**What you will do**
Skip the images and copy each record exactly as written.

**Excerpted records**
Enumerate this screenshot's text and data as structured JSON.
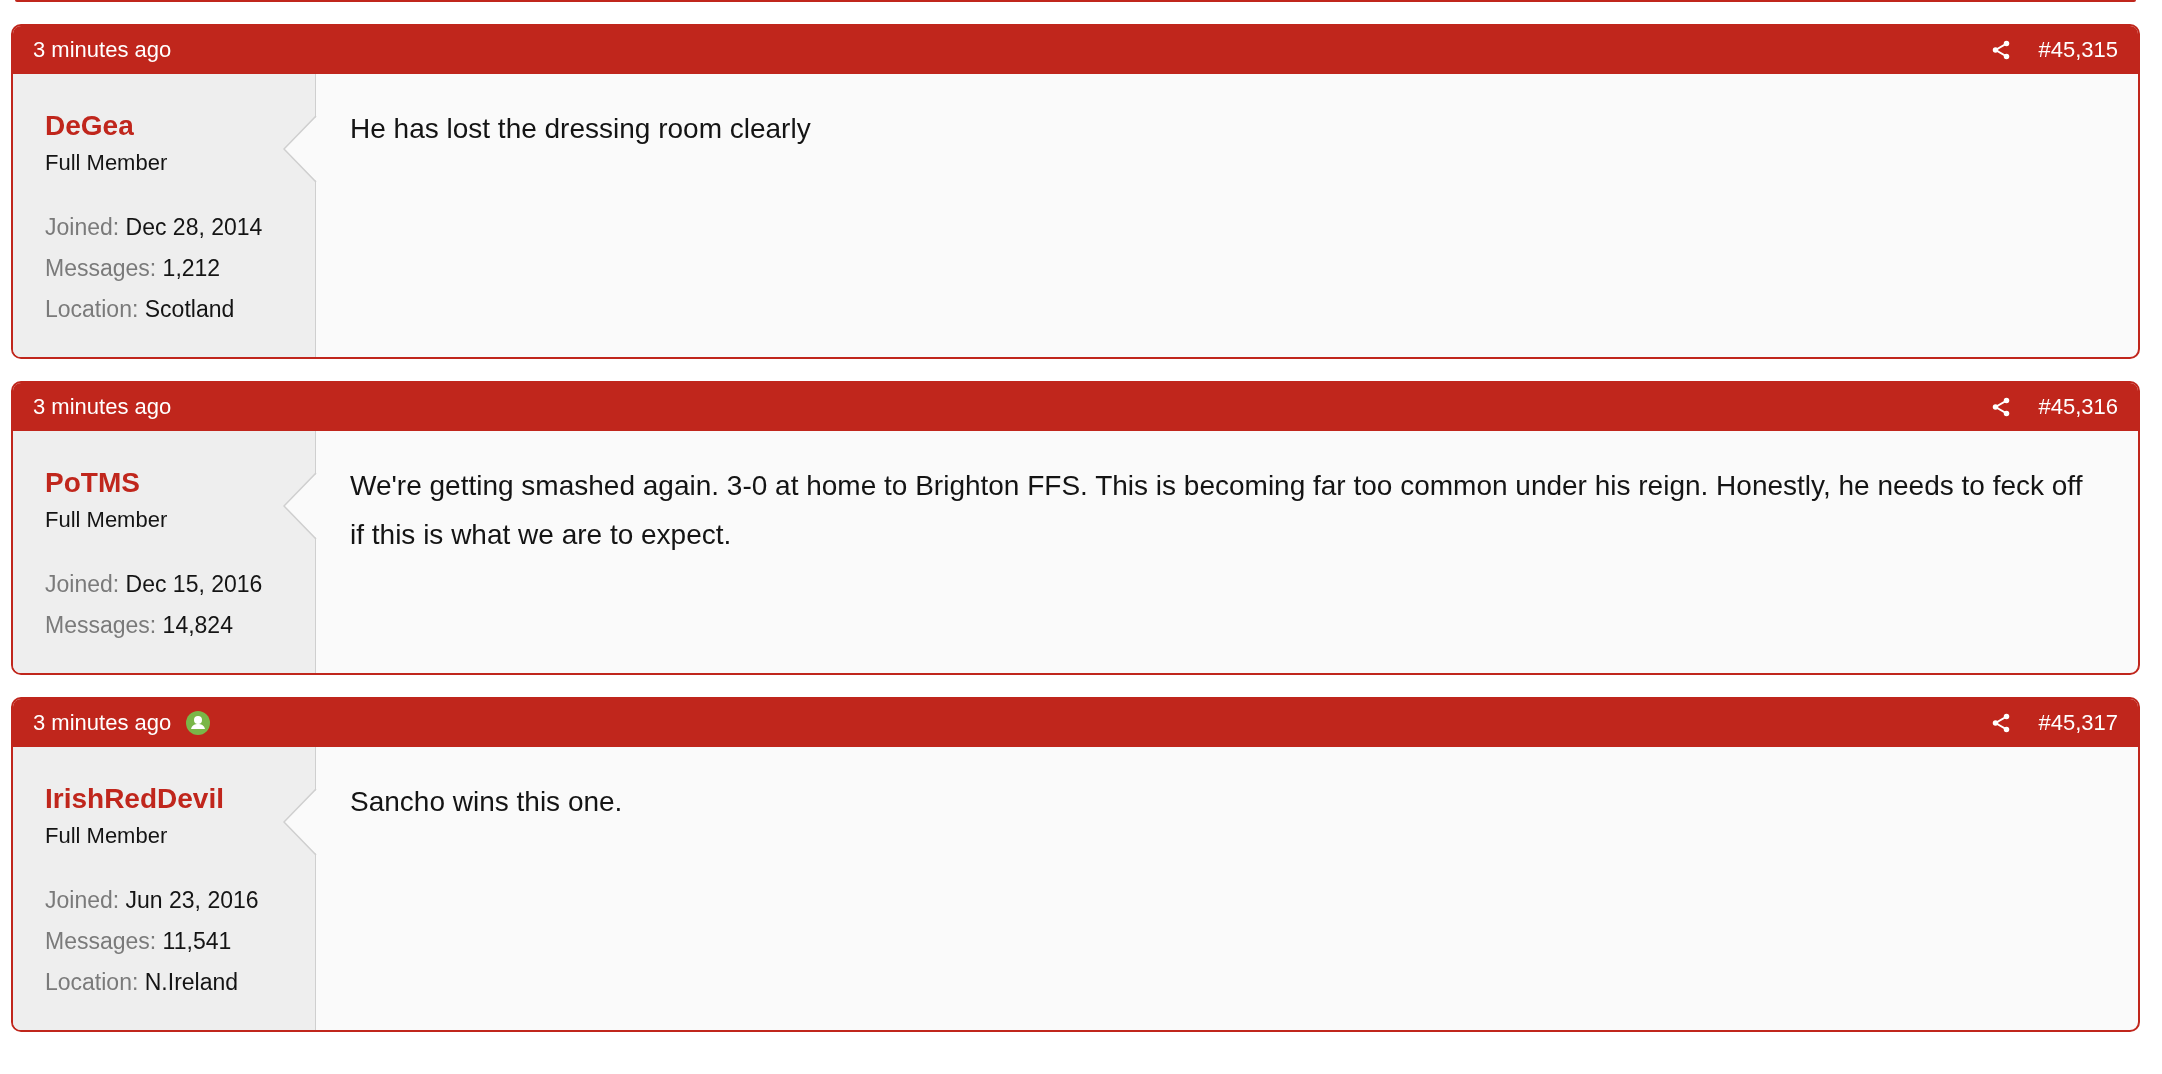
{
  "posts": [
    {
      "time": "3 minutes ago",
      "online": false,
      "number": "#45,315",
      "author": {
        "name": "DeGea",
        "role": "Full Member",
        "info": [
          {
            "label": "Joined:",
            "value": "Dec 28, 2014"
          },
          {
            "label": "Messages:",
            "value": "1,212"
          },
          {
            "label": "Location:",
            "value": "Scotland"
          }
        ]
      },
      "body": "He has lost the dressing room clearly"
    },
    {
      "time": "3 minutes ago",
      "online": false,
      "number": "#45,316",
      "author": {
        "name": "PoTMS",
        "role": "Full Member",
        "info": [
          {
            "label": "Joined:",
            "value": "Dec 15, 2016"
          },
          {
            "label": "Messages:",
            "value": "14,824"
          }
        ]
      },
      "body": "We're getting smashed again. 3-0 at home to Brighton FFS. This is becoming far too common under his reign. Honestly, he needs to feck off if this is what we are to expect."
    },
    {
      "time": "3 minutes ago",
      "online": true,
      "number": "#45,317",
      "author": {
        "name": "IrishRedDevil",
        "role": "Full Member",
        "info": [
          {
            "label": "Joined:",
            "value": "Jun 23, 2016"
          },
          {
            "label": "Messages:",
            "value": "11,541"
          },
          {
            "label": "Location:",
            "value": "N.Ireland"
          }
        ]
      },
      "body": "Sancho wins this one."
    }
  ]
}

**Result below**
Enumerate this screenshot's text and data as structured JSON.
{
  "posts": [
    {
      "time": "3 minutes ago",
      "online": false,
      "number": "#45,315",
      "author": {
        "name": "DeGea",
        "role": "Full Member",
        "info": [
          {
            "label": "Joined:",
            "value": "Dec 28, 2014"
          },
          {
            "label": "Messages:",
            "value": "1,212"
          },
          {
            "label": "Location:",
            "value": "Scotland"
          }
        ]
      },
      "body": "He has lost the dressing room clearly"
    },
    {
      "time": "3 minutes ago",
      "online": false,
      "number": "#45,316",
      "author": {
        "name": "PoTMS",
        "role": "Full Member",
        "info": [
          {
            "label": "Joined:",
            "value": "Dec 15, 2016"
          },
          {
            "label": "Messages:",
            "value": "14,824"
          }
        ]
      },
      "body": "We're getting smashed again. 3-0 at home to Brighton FFS. This is becoming far too common under his reign. Honestly, he needs to feck off if this is what we are to expect."
    },
    {
      "time": "3 minutes ago",
      "online": true,
      "number": "#45,317",
      "author": {
        "name": "IrishRedDevil",
        "role": "Full Member",
        "info": [
          {
            "label": "Joined:",
            "value": "Jun 23, 2016"
          },
          {
            "label": "Messages:",
            "value": "11,541"
          },
          {
            "label": "Location:",
            "value": "N.Ireland"
          }
        ]
      },
      "body": "Sancho wins this one."
    }
  ]
}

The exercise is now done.